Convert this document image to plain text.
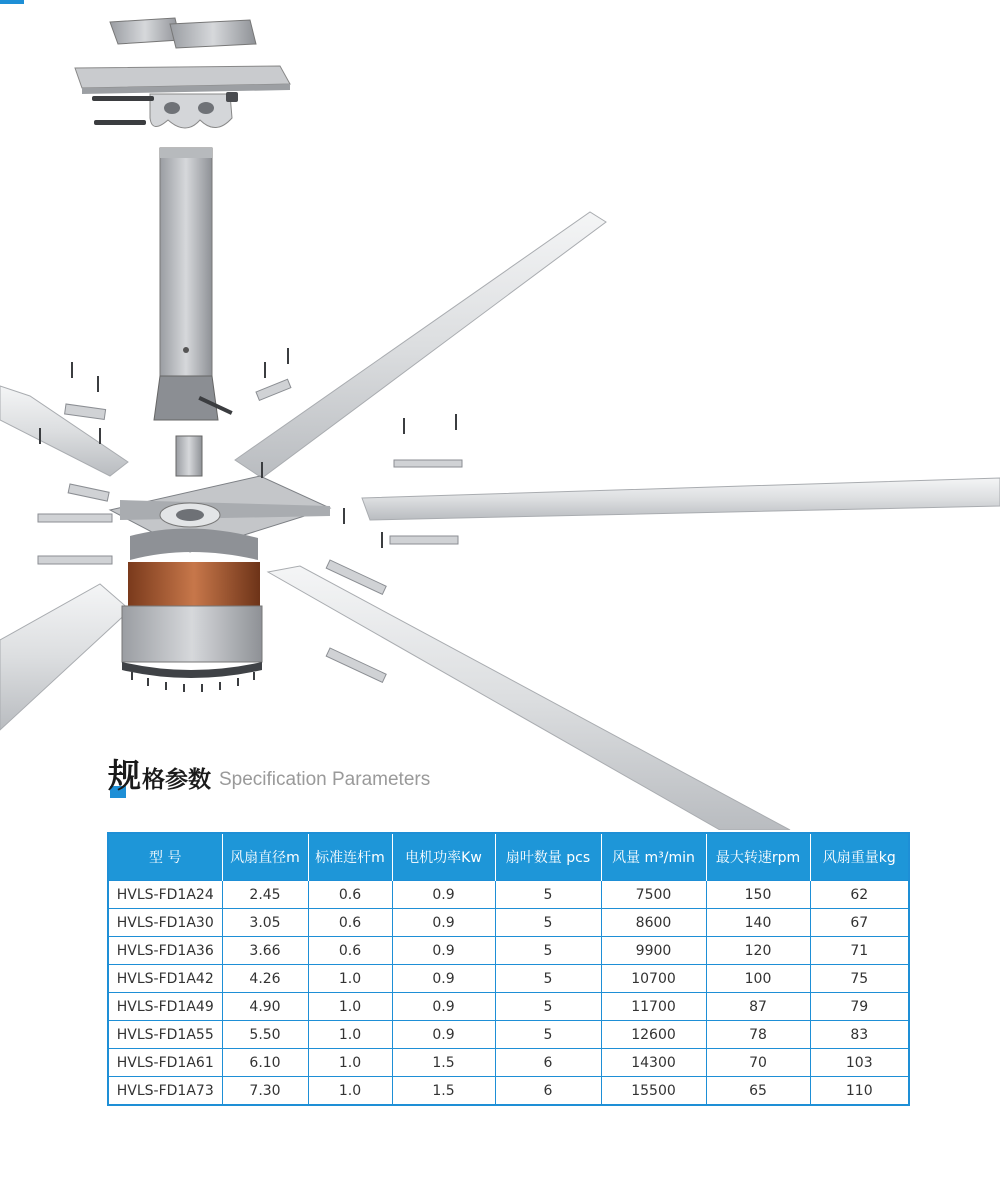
规 格参数 Specification Parameters
型 号	风扇直径m	标准连杆m	电机功率Kw	扇叶数量 pcs	风量 m³/min	最大转速rpm	风扇重量kg
HVLS-FD1A24	2.45	0.6	0.9	5	7500	150	62
HVLS-FD1A30	3.05	0.6	0.9	5	8600	140	67
HVLS-FD1A36	3.66	0.6	0.9	5	9900	120	71
HVLS-FD1A42	4.26	1.0	0.9	5	10700	100	75
HVLS-FD1A49	4.90	1.0	0.9	5	11700	87	79
HVLS-FD1A55	5.50	1.0	0.9	5	12600	78	83
HVLS-FD1A61	6.10	1.0	1.5	6	14300	70	103
HVLS-FD1A73	7.30	1.0	1.5	6	15500	65	110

════════════════════

▶ **EXERCISE**
The pictures should not be reproduced; quote all of the other material exactly.

▶ **RESULT OF THIS EXERCISE**
Convert this document image to plain text.
规 格参数 Specification Parameters
型 号	风扇直径m	标准连杆m	电机功率Kw	扇叶数量 pcs	风量 m³/min	最大转速rpm	风扇重量kg
HVLS-FD1A24	2.45	0.6	0.9	5	7500	150	62
HVLS-FD1A30	3.05	0.6	0.9	5	8600	140	67
HVLS-FD1A36	3.66	0.6	0.9	5	9900	120	71
HVLS-FD1A42	4.26	1.0	0.9	5	10700	100	75
HVLS-FD1A49	4.90	1.0	0.9	5	11700	87	79
HVLS-FD1A55	5.50	1.0	0.9	5	12600	78	83
HVLS-FD1A61	6.10	1.0	1.5	6	14300	70	103
HVLS-FD1A73	7.30	1.0	1.5	6	15500	65	110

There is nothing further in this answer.